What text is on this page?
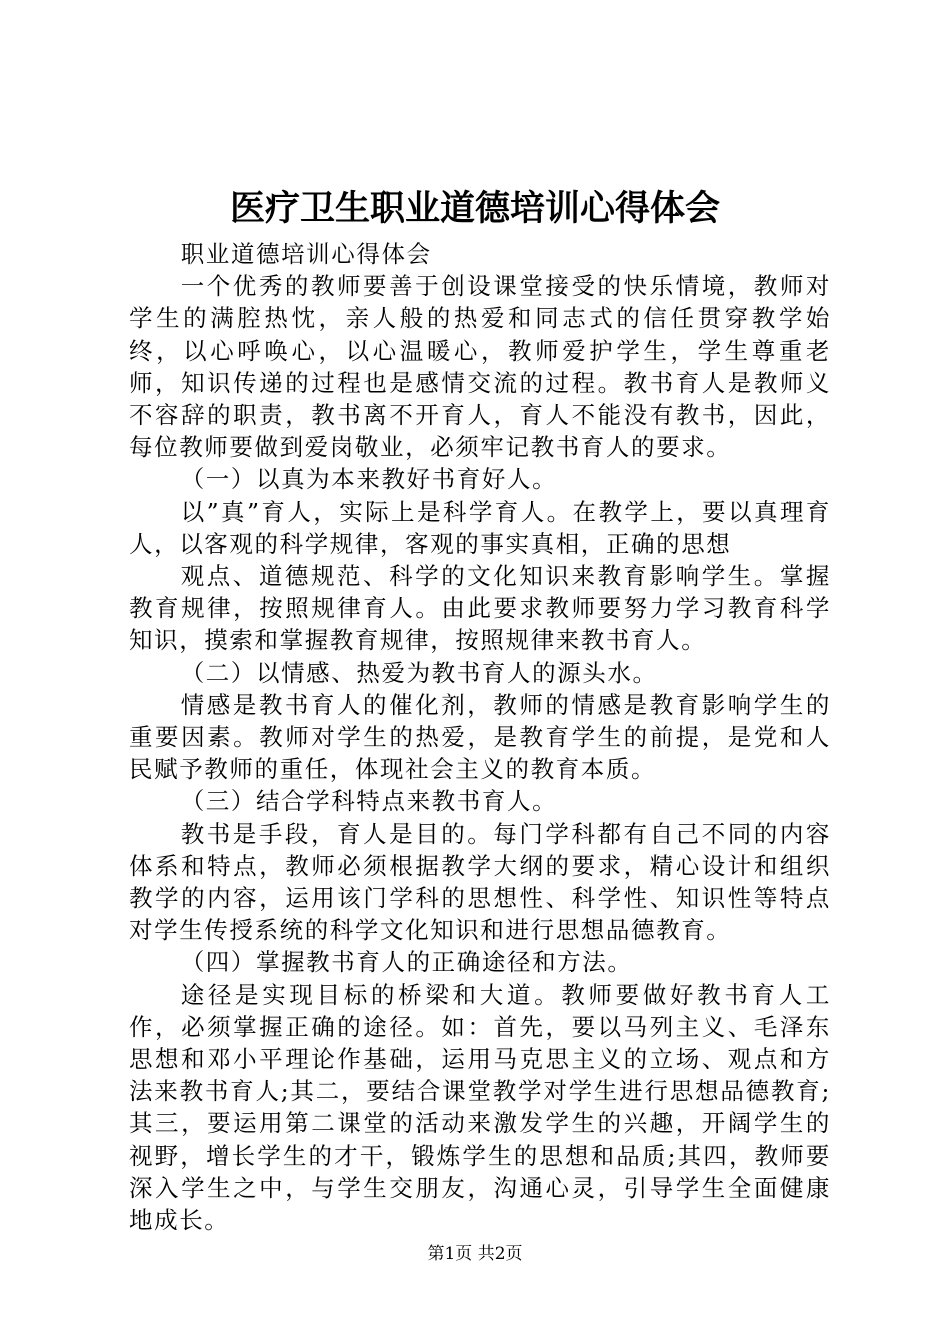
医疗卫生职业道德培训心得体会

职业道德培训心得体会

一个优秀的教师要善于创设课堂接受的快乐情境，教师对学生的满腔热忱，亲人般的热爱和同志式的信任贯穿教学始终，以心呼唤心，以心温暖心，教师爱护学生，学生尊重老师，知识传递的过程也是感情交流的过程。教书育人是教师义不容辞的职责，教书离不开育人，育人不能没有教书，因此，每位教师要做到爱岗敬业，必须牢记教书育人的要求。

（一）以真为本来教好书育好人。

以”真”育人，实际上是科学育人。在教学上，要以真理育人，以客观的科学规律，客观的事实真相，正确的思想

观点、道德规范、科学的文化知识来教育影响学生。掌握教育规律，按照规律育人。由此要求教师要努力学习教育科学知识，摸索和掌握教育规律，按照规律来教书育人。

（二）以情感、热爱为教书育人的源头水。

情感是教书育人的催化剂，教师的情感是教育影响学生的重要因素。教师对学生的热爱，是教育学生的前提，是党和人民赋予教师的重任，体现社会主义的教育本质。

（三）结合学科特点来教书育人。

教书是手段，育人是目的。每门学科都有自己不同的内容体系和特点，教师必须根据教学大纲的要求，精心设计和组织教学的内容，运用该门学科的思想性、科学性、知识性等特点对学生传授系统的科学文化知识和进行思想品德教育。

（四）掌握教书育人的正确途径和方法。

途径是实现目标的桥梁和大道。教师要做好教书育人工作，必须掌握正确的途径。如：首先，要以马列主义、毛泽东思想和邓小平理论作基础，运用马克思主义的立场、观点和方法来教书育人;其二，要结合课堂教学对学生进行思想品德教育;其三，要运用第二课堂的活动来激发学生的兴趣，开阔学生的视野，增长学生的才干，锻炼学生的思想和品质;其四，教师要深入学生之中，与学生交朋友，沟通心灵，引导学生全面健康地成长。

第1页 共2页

▶ _Task_: Print all of the entries word for word. Skip any images they contain.

▶ _Response for this exercise_:
What text is on this page?
医疗卫生职业道德培训心得体会

职业道德培训心得体会

一个优秀的教师要善于创设课堂接受的快乐情境，教师对学生的满腔热忱，亲人般的热爱和同志式的信任贯穿教学始终，以心呼唤心，以心温暖心，教师爱护学生，学生尊重老师，知识传递的过程也是感情交流的过程。教书育人是教师义不容辞的职责，教书离不开育人，育人不能没有教书，因此，每位教师要做到爱岗敬业，必须牢记教书育人的要求。

（一）以真为本来教好书育好人。

以”真”育人，实际上是科学育人。在教学上，要以真理育人，以客观的科学规律，客观的事实真相，正确的思想

观点、道德规范、科学的文化知识来教育影响学生。掌握教育规律，按照规律育人。由此要求教师要努力学习教育科学知识，摸索和掌握教育规律，按照规律来教书育人。

（二）以情感、热爱为教书育人的源头水。

情感是教书育人的催化剂，教师的情感是教育影响学生的重要因素。教师对学生的热爱，是教育学生的前提，是党和人民赋予教师的重任，体现社会主义的教育本质。

（三）结合学科特点来教书育人。

教书是手段，育人是目的。每门学科都有自己不同的内容体系和特点，教师必须根据教学大纲的要求，精心设计和组织教学的内容，运用该门学科的思想性、科学性、知识性等特点对学生传授系统的科学文化知识和进行思想品德教育。

（四）掌握教书育人的正确途径和方法。

途径是实现目标的桥梁和大道。教师要做好教书育人工作，必须掌握正确的途径。如：首先，要以马列主义、毛泽东思想和邓小平理论作基础，运用马克思主义的立场、观点和方法来教书育人;其二，要结合课堂教学对学生进行思想品德教育;其三，要运用第二课堂的活动来激发学生的兴趣，开阔学生的视野，增长学生的才干，锻炼学生的思想和品质;其四，教师要深入学生之中，与学生交朋友，沟通心灵，引导学生全面健康地成长。

第1页 共2页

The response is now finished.